(Recorded data)
|---|
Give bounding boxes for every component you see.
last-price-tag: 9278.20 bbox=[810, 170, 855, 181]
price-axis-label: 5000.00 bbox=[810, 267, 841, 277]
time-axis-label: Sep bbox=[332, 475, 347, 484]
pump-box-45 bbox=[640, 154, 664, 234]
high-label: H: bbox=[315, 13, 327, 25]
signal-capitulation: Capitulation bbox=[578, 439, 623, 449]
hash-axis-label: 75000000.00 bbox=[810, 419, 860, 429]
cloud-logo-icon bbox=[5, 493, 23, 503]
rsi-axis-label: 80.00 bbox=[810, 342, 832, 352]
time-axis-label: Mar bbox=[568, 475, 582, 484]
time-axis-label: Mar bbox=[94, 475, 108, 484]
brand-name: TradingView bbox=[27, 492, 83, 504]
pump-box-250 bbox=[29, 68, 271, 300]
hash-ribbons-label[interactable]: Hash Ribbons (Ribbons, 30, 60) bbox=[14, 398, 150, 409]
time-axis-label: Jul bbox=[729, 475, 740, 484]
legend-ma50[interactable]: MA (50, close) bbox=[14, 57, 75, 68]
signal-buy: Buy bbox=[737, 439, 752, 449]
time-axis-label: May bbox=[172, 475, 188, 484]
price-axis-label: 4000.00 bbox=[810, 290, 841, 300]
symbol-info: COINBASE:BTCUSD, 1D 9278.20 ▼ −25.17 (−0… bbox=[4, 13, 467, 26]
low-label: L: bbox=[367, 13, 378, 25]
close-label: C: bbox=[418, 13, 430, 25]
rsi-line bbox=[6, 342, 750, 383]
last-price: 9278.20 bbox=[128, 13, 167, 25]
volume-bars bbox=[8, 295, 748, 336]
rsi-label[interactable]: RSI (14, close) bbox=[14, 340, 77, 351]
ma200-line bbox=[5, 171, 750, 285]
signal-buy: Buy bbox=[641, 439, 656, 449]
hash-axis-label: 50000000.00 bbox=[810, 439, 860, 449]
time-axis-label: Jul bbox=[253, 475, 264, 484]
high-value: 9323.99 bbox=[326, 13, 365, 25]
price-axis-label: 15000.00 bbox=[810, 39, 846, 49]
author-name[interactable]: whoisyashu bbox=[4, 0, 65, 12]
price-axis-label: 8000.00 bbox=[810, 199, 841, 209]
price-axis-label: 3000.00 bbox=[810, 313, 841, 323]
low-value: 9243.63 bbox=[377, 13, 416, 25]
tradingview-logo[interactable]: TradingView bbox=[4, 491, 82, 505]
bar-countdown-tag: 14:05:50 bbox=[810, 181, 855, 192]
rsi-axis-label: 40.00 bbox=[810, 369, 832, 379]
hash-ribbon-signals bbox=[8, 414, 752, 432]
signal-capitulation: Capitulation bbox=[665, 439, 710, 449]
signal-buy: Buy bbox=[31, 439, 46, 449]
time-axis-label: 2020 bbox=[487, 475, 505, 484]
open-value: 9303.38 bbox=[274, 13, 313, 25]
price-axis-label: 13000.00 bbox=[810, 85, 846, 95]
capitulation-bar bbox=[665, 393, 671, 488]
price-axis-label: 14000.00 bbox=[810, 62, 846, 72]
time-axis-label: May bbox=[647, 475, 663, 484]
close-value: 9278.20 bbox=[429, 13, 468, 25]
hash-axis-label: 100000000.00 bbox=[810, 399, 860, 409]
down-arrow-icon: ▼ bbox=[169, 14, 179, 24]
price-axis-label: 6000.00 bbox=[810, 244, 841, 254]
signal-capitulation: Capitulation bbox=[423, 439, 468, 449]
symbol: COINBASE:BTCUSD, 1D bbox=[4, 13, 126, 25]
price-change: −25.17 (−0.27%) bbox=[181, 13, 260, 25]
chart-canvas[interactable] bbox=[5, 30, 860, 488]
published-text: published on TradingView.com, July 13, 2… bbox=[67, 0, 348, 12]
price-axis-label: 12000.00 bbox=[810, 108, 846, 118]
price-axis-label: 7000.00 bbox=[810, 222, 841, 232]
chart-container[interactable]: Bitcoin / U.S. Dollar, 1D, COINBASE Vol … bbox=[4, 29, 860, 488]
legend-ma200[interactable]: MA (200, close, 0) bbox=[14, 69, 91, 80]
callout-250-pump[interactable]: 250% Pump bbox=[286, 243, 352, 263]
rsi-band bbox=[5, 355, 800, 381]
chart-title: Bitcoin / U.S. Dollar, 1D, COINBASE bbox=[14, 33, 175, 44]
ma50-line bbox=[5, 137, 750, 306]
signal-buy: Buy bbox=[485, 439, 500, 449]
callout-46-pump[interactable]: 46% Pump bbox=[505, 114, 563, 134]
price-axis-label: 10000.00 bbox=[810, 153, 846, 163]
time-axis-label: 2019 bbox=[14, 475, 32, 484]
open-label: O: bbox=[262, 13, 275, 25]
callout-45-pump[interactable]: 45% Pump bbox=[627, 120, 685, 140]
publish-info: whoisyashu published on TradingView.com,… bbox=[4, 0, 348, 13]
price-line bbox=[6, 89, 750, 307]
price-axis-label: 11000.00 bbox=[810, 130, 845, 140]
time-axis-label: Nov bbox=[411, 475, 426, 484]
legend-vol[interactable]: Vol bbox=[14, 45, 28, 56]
|---|
Copy out every line of the entries above without any change.

## WRITTEN SOLUTION:
Give bounding boxes for every component you see.
last-price-tag: 9278.20 bbox=[810, 170, 855, 181]
price-axis-label: 5000.00 bbox=[810, 267, 841, 277]
time-axis-label: Sep bbox=[332, 475, 347, 484]
pump-box-45 bbox=[640, 154, 664, 234]
high-label: H: bbox=[315, 13, 327, 25]
signal-capitulation: Capitulation bbox=[578, 439, 623, 449]
hash-axis-label: 75000000.00 bbox=[810, 419, 860, 429]
cloud-logo-icon bbox=[5, 493, 23, 503]
rsi-axis-label: 80.00 bbox=[810, 342, 832, 352]
time-axis-label: Mar bbox=[568, 475, 582, 484]
time-axis-label: Mar bbox=[94, 475, 108, 484]
brand-name: TradingView bbox=[27, 492, 83, 504]
pump-box-250 bbox=[29, 68, 271, 300]
hash-ribbons-label[interactable]: Hash Ribbons (Ribbons, 30, 60) bbox=[14, 398, 150, 409]
time-axis-label: Jul bbox=[729, 475, 740, 484]
legend-ma50[interactable]: MA (50, close) bbox=[14, 57, 75, 68]
signal-buy: Buy bbox=[737, 439, 752, 449]
time-axis-label: May bbox=[172, 475, 188, 484]
price-axis-label: 4000.00 bbox=[810, 290, 841, 300]
symbol-info: COINBASE:BTCUSD, 1D 9278.20 ▼ −25.17 (−0… bbox=[4, 13, 467, 26]
low-label: L: bbox=[367, 13, 378, 25]
close-label: C: bbox=[418, 13, 430, 25]
rsi-line bbox=[6, 342, 750, 383]
last-price: 9278.20 bbox=[128, 13, 167, 25]
volume-bars bbox=[8, 295, 748, 336]
rsi-label[interactable]: RSI (14, close) bbox=[14, 340, 77, 351]
ma200-line bbox=[5, 171, 750, 285]
signal-buy: Buy bbox=[641, 439, 656, 449]
hash-axis-label: 50000000.00 bbox=[810, 439, 860, 449]
time-axis-label: Jul bbox=[253, 475, 264, 484]
high-value: 9323.99 bbox=[326, 13, 365, 25]
price-axis-label: 15000.00 bbox=[810, 39, 846, 49]
author-name[interactable]: whoisyashu bbox=[4, 0, 65, 12]
price-axis-label: 8000.00 bbox=[810, 199, 841, 209]
price-axis-label: 3000.00 bbox=[810, 313, 841, 323]
low-value: 9243.63 bbox=[377, 13, 416, 25]
tradingview-logo[interactable]: TradingView bbox=[4, 491, 82, 505]
bar-countdown-tag: 14:05:50 bbox=[810, 181, 855, 192]
rsi-axis-label: 40.00 bbox=[810, 369, 832, 379]
hash-ribbon-signals bbox=[8, 414, 752, 432]
signal-capitulation: Capitulation bbox=[665, 439, 710, 449]
signal-buy: Buy bbox=[31, 439, 46, 449]
time-axis-label: 2020 bbox=[487, 475, 505, 484]
open-value: 9303.38 bbox=[274, 13, 313, 25]
price-axis-label: 13000.00 bbox=[810, 85, 846, 95]
capitulation-bar bbox=[665, 393, 671, 488]
price-axis-label: 14000.00 bbox=[810, 62, 846, 72]
time-axis-label: May bbox=[647, 475, 663, 484]
close-value: 9278.20 bbox=[429, 13, 468, 25]
hash-axis-label: 100000000.00 bbox=[810, 399, 860, 409]
down-arrow-icon: ▼ bbox=[169, 14, 179, 24]
price-axis-label: 6000.00 bbox=[810, 244, 841, 254]
signal-capitulation: Capitulation bbox=[423, 439, 468, 449]
symbol: COINBASE:BTCUSD, 1D bbox=[4, 13, 126, 25]
price-change: −25.17 (−0.27%) bbox=[181, 13, 260, 25]
chart-canvas[interactable] bbox=[5, 30, 860, 488]
published-text: published on TradingView.com, July 13, 2… bbox=[67, 0, 348, 12]
price-axis-label: 12000.00 bbox=[810, 108, 846, 118]
price-axis-label: 7000.00 bbox=[810, 222, 841, 232]
chart-container[interactable]: Bitcoin / U.S. Dollar, 1D, COINBASE Vol … bbox=[4, 29, 860, 488]
legend-ma200[interactable]: MA (200, close, 0) bbox=[14, 69, 91, 80]
callout-250-pump[interactable]: 250% Pump bbox=[286, 243, 352, 263]
rsi-band bbox=[5, 355, 800, 381]
chart-title: Bitcoin / U.S. Dollar, 1D, COINBASE bbox=[14, 33, 175, 44]
ma50-line bbox=[5, 137, 750, 306]
signal-buy: Buy bbox=[485, 439, 500, 449]
callout-46-pump[interactable]: 46% Pump bbox=[505, 114, 563, 134]
price-axis-label: 10000.00 bbox=[810, 153, 846, 163]
time-axis-label: 2019 bbox=[14, 475, 32, 484]
open-label: O: bbox=[262, 13, 275, 25]
callout-45-pump[interactable]: 45% Pump bbox=[627, 120, 685, 140]
publish-info: whoisyashu published on TradingView.com,… bbox=[4, 0, 348, 13]
price-line bbox=[6, 89, 750, 307]
price-axis-label: 11000.00 bbox=[810, 130, 845, 140]
time-axis-label: Nov bbox=[411, 475, 426, 484]
legend-vol[interactable]: Vol bbox=[14, 45, 28, 56]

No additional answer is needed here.